What to work on = Here are some entries; quote each one exactly.
----- Supplied data -----
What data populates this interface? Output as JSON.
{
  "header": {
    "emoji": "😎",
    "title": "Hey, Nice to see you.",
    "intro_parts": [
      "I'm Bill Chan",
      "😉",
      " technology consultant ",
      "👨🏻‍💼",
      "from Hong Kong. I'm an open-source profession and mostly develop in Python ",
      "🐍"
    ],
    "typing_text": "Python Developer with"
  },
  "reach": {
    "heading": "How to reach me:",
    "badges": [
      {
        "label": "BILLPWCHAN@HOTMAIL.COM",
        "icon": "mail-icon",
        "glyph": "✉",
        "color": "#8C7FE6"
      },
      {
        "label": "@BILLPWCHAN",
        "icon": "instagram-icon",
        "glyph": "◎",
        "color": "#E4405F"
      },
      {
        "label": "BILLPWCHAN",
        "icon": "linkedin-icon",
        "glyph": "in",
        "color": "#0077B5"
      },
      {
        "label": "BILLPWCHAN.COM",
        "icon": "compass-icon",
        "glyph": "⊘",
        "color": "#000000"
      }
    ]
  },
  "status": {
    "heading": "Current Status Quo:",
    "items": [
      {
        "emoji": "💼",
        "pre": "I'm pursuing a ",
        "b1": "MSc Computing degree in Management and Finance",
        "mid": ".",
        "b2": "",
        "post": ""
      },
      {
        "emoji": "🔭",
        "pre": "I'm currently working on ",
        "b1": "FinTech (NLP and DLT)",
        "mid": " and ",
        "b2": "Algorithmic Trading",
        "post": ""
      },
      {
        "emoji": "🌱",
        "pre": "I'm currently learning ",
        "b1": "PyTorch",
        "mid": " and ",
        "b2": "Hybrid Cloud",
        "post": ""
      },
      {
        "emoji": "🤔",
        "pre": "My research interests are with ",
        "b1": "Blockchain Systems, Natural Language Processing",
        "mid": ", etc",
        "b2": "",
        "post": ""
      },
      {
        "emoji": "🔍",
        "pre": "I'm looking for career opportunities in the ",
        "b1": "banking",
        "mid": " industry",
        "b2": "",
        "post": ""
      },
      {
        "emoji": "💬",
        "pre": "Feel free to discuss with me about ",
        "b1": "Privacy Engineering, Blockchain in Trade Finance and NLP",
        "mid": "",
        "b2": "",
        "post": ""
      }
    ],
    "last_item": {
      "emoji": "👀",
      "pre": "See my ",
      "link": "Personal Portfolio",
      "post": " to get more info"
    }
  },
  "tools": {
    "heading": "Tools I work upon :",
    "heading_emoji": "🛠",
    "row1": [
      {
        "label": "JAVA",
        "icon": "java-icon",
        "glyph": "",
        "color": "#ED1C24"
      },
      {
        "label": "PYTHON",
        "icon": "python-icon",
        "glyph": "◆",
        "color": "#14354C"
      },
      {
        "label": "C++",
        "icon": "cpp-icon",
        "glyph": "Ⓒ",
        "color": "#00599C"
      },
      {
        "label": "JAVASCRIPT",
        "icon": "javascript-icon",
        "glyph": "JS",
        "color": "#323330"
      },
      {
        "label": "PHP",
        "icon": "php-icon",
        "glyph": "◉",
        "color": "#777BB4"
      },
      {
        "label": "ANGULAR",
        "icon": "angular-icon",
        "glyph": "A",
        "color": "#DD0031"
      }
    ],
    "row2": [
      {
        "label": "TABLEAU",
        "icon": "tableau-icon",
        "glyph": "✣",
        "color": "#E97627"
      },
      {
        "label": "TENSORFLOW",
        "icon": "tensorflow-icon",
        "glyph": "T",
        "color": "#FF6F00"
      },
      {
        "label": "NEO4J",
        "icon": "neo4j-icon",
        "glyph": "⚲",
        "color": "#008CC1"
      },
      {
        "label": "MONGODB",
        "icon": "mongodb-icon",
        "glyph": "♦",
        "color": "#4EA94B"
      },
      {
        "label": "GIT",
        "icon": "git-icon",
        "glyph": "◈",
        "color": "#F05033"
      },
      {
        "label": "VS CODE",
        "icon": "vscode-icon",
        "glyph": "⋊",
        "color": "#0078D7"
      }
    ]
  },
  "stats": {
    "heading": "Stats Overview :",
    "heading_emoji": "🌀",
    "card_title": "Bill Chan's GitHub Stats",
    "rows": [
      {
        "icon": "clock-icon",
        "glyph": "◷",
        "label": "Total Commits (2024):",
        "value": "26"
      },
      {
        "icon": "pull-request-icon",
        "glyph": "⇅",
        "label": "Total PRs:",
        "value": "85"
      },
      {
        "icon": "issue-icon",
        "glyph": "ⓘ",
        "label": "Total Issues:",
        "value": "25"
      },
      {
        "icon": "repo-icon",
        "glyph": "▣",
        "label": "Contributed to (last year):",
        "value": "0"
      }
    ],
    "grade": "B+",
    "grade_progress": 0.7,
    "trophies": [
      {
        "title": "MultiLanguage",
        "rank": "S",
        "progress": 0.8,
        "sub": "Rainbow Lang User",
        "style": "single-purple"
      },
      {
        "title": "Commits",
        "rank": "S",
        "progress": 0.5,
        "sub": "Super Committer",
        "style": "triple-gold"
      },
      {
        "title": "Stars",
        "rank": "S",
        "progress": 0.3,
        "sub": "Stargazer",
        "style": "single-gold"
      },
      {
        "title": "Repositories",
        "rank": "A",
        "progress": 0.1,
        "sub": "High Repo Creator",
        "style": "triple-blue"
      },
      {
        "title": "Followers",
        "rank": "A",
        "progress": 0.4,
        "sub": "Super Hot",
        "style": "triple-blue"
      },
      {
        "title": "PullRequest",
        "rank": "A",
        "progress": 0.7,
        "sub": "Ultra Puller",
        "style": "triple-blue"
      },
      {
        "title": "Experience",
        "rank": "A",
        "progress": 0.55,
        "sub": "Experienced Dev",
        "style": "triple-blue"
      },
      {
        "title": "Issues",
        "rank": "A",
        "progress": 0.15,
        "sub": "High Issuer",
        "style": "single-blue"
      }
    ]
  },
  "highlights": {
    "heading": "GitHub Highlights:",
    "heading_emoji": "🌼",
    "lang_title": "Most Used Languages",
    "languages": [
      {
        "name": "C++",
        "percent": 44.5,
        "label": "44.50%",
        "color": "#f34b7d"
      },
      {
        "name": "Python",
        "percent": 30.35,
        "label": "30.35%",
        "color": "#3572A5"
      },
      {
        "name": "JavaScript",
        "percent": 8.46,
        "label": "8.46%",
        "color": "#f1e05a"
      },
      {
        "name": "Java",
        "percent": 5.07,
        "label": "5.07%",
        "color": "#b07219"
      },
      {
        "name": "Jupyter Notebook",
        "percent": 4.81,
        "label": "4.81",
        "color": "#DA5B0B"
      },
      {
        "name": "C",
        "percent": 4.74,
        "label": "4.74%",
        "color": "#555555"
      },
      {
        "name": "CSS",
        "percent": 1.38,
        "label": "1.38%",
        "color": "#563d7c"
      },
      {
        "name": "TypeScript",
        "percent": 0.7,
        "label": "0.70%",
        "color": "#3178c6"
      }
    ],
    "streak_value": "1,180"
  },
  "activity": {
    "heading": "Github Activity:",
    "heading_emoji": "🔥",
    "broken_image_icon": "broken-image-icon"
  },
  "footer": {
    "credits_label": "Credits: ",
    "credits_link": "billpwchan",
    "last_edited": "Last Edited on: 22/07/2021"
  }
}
-----
In response =
What data populates this interface? Output as JSON.
{
  "header": {
    "emoji": "😎",
    "title": "Hey, Nice to see you.",
    "intro_parts": [
      "I'm Bill Chan",
      "😉",
      " technology consultant ",
      "👨🏻‍💼",
      "from Hong Kong. I'm an open-source profession and mostly develop in Python ",
      "🐍"
    ],
    "typing_text": "Python Developer with"
  },
  "reach": {
    "heading": "How to reach me:",
    "badges": [
      {
        "label": "BILLPWCHAN@HOTMAIL.COM",
        "icon": "mail-icon",
        "glyph": "✉",
        "color": "#8C7FE6"
      },
      {
        "label": "@BILLPWCHAN",
        "icon": "instagram-icon",
        "glyph": "◎",
        "color": "#E4405F"
      },
      {
        "label": "BILLPWCHAN",
        "icon": "linkedin-icon",
        "glyph": "in",
        "color": "#0077B5"
      },
      {
        "label": "BILLPWCHAN.COM",
        "icon": "compass-icon",
        "glyph": "⊘",
        "color": "#000000"
      }
    ]
  },
  "status": {
    "heading": "Current Status Quo:",
    "items": [
      {
        "emoji": "💼",
        "pre": "I'm pursuing a ",
        "b1": "MSc Computing degree in Management and Finance",
        "mid": ".",
        "b2": "",
        "post": ""
      },
      {
        "emoji": "🔭",
        "pre": "I'm currently working on ",
        "b1": "FinTech (NLP and DLT)",
        "mid": " and ",
        "b2": "Algorithmic Trading",
        "post": ""
      },
      {
        "emoji": "🌱",
        "pre": "I'm currently learning ",
        "b1": "PyTorch",
        "mid": " and ",
        "b2": "Hybrid Cloud",
        "post": ""
      },
      {
        "emoji": "🤔",
        "pre": "My research interests are with ",
        "b1": "Blockchain Systems, Natural Language Processing",
        "mid": ", etc",
        "b2": "",
        "post": ""
      },
      {
        "emoji": "🔍",
        "pre": "I'm looking for career opportunities in the ",
        "b1": "banking",
        "mid": " industry",
        "b2": "",
        "post": ""
      },
      {
        "emoji": "💬",
        "pre": "Feel free to discuss with me about ",
        "b1": "Privacy Engineering, Blockchain in Trade Finance and NLP",
        "mid": "",
        "b2": "",
        "post": ""
      }
    ],
    "last_item": {
      "emoji": "👀",
      "pre": "See my ",
      "link": "Personal Portfolio",
      "post": " to get more info"
    }
  },
  "tools": {
    "heading": "Tools I work upon :",
    "heading_emoji": "🛠",
    "row1": [
      {
        "label": "JAVA",
        "icon": "java-icon",
        "glyph": "",
        "color": "#ED1C24"
      },
      {
        "label": "PYTHON",
        "icon": "python-icon",
        "glyph": "◆",
        "color": "#14354C"
      },
      {
        "label": "C++",
        "icon": "cpp-icon",
        "glyph": "Ⓒ",
        "color": "#00599C"
      },
      {
        "label": "JAVASCRIPT",
        "icon": "javascript-icon",
        "glyph": "JS",
        "color": "#323330"
      },
      {
        "label": "PHP",
        "icon": "php-icon",
        "glyph": "◉",
        "color": "#777BB4"
      },
      {
        "label": "ANGULAR",
        "icon": "angular-icon",
        "glyph": "A",
        "color": "#DD0031"
      }
    ],
    "row2": [
      {
        "label": "TABLEAU",
        "icon": "tableau-icon",
        "glyph": "✣",
        "color": "#E97627"
      },
      {
        "label": "TENSORFLOW",
        "icon": "tensorflow-icon",
        "glyph": "T",
        "color": "#FF6F00"
      },
      {
        "label": "NEO4J",
        "icon": "neo4j-icon",
        "glyph": "⚲",
        "color": "#008CC1"
      },
      {
        "label": "MONGODB",
        "icon": "mongodb-icon",
        "glyph": "♦",
        "color": "#4EA94B"
      },
      {
        "label": "GIT",
        "icon": "git-icon",
        "glyph": "◈",
        "color": "#F05033"
      },
      {
        "label": "VS CODE",
        "icon": "vscode-icon",
        "glyph": "⋊",
        "color": "#0078D7"
      }
    ]
  },
  "stats": {
    "heading": "Stats Overview :",
    "heading_emoji": "🌀",
    "card_title": "Bill Chan's GitHub Stats",
    "rows": [
      {
        "icon": "clock-icon",
        "glyph": "◷",
        "label": "Total Commits (2024):",
        "value": "26"
      },
      {
        "icon": "pull-request-icon",
        "glyph": "⇅",
        "label": "Total PRs:",
        "value": "85"
      },
      {
        "icon": "issue-icon",
        "glyph": "ⓘ",
        "label": "Total Issues:",
        "value": "25"
      },
      {
        "icon": "repo-icon",
        "glyph": "▣",
        "label": "Contributed to (last year):",
        "value": "0"
      }
    ],
    "grade": "B+",
    "grade_progress": 0.7,
    "trophies": [
      {
        "title": "MultiLanguage",
        "rank": "S",
        "progress": 0.8,
        "sub": "Rainbow Lang User",
        "style": "single-purple"
      },
      {
        "title": "Commits",
        "rank": "S",
        "progress": 0.5,
        "sub": "Super Committer",
        "style": "triple-gold"
      },
      {
        "title": "Stars",
        "rank": "S",
        "progress": 0.3,
        "sub": "Stargazer",
        "style": "single-gold"
      },
      {
        "title": "Repositories",
        "rank": "A",
        "progress": 0.1,
        "sub": "High Repo Creator",
        "style": "triple-blue"
      },
      {
        "title": "Followers",
        "rank": "A",
        "progress": 0.4,
        "sub": "Super Hot",
        "style": "triple-blue"
      },
      {
        "title": "PullRequest",
        "rank": "A",
        "progress": 0.7,
        "sub": "Ultra Puller",
        "style": "triple-blue"
      },
      {
        "title": "Experience",
        "rank": "A",
        "progress": 0.55,
        "sub": "Experienced Dev",
        "style": "triple-blue"
      },
      {
        "title": "Issues",
        "rank": "A",
        "progress": 0.15,
        "sub": "High Issuer",
        "style": "single-blue"
      }
    ]
  },
  "highlights": {
    "heading": "GitHub Highlights:",
    "heading_emoji": "🌼",
    "lang_title": "Most Used Languages",
    "languages": [
      {
        "name": "C++",
        "percent": 44.5,
        "label": "44.50%",
        "color": "#f34b7d"
      },
      {
        "name": "Python",
        "percent": 30.35,
        "label": "30.35%",
        "color": "#3572A5"
      },
      {
        "name": "JavaScript",
        "percent": 8.46,
        "label": "8.46%",
        "color": "#f1e05a"
      },
      {
        "name": "Java",
        "percent": 5.07,
        "label": "5.07%",
        "color": "#b07219"
      },
      {
        "name": "Jupyter Notebook",
        "percent": 4.81,
        "label": "4.81",
        "color": "#DA5B0B"
      },
      {
        "name": "C",
        "percent": 4.74,
        "label": "4.74%",
        "color": "#555555"
      },
      {
        "name": "CSS",
        "percent": 1.38,
        "label": "1.38%",
        "color": "#563d7c"
      },
      {
        "name": "TypeScript",
        "percent": 0.7,
        "label": "0.70%",
        "color": "#3178c6"
      }
    ],
    "streak_value": "1,180"
  },
  "activity": {
    "heading": "Github Activity:",
    "heading_emoji": "🔥",
    "broken_image_icon": "broken-image-icon"
  },
  "footer": {
    "credits_label": "Credits: ",
    "credits_link": "billpwchan",
    "last_edited": "Last Edited on: 22/07/2021"
  }
}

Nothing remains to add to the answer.